What is asked: Write out, exactly as they appear, only the lines running from the line with "Parse this screenshot: output" to the final line of the listing; include both.

Stored records:
========
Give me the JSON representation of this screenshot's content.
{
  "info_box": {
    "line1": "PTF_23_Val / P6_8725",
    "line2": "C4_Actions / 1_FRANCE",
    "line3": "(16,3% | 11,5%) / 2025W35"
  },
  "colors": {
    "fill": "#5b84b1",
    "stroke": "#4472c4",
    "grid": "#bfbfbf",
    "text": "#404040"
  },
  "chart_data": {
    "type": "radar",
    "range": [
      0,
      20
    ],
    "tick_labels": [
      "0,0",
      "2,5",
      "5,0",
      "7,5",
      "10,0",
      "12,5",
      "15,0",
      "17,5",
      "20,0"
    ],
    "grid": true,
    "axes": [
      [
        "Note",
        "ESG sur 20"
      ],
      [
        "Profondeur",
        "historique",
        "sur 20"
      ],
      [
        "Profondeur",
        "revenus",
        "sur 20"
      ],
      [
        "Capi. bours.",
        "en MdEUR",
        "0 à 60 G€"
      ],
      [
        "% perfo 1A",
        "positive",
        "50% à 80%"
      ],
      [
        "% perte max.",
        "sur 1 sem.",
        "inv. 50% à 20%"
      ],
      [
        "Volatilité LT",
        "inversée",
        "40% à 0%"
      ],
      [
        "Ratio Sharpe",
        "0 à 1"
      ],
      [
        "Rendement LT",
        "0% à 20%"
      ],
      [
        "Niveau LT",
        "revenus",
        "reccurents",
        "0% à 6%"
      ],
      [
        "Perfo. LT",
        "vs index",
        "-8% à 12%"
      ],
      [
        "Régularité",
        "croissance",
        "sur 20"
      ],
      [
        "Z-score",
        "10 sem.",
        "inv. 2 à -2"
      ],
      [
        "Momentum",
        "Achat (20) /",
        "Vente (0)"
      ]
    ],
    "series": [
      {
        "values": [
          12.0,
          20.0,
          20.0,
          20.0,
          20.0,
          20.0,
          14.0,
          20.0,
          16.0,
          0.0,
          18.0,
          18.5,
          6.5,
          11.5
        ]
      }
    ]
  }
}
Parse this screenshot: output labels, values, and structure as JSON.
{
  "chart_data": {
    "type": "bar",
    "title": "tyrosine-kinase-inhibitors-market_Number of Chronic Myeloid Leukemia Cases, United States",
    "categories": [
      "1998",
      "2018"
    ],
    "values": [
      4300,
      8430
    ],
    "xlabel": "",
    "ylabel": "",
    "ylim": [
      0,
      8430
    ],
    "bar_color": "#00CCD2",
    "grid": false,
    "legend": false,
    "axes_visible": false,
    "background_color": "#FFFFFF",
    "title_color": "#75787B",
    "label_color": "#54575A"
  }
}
========
Output for this exercise:
Parse this screenshot: output labels, values, and structure as JSON.
{
  "chart_data": {
    "type": "bar",
    "title": "tyrosine-kinase-inhibitors-market_Number of Chronic Myeloid Leukemia Cases, United States",
    "categories": [
      "1998",
      "2018"
    ],
    "values": [
      4300,
      8430
    ],
    "xlabel": "",
    "ylabel": "",
    "ylim": [
      0,
      8430
    ],
    "bar_color": "#00CCD2",
    "grid": false,
    "legend": false,
    "axes_visible": false,
    "background_color": "#FFFFFF",
    "title_color": "#75787B",
    "label_color": "#54575A"
  }
}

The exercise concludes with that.